Collected data:
=====
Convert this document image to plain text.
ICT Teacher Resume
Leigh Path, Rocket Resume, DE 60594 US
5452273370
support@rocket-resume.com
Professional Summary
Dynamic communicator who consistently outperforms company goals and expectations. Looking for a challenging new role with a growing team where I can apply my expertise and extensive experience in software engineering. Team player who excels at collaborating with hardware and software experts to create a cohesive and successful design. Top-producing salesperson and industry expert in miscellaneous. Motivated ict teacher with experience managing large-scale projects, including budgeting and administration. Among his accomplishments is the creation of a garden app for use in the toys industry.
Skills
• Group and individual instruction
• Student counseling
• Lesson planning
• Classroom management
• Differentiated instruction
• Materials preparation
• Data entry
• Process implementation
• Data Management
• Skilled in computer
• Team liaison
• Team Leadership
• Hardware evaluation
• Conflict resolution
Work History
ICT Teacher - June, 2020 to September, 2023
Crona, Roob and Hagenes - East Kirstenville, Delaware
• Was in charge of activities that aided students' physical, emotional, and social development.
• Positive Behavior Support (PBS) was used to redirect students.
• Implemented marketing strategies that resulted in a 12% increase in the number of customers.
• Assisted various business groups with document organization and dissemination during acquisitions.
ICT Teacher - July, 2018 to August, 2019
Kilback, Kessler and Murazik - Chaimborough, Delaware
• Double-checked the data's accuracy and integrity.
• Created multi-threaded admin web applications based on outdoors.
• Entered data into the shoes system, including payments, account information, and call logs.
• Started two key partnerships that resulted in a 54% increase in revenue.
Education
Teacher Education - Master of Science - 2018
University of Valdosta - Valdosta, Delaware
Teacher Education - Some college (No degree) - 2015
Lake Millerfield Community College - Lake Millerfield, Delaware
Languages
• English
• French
=====
▸ **BRIEF**: Please find each line in the records above that holds the word "Delaware", and copy it.

▸ **RESULT OF THIS EXERCISE**:
Crona, Roob and Hagenes - East Kirstenville, Delaware
Kilback, Kessler and Murazik - Chaimborough, Delaware
University of Valdosta - Valdosta, Delaware
Lake Millerfield Community College - Lake Millerfield, Delaware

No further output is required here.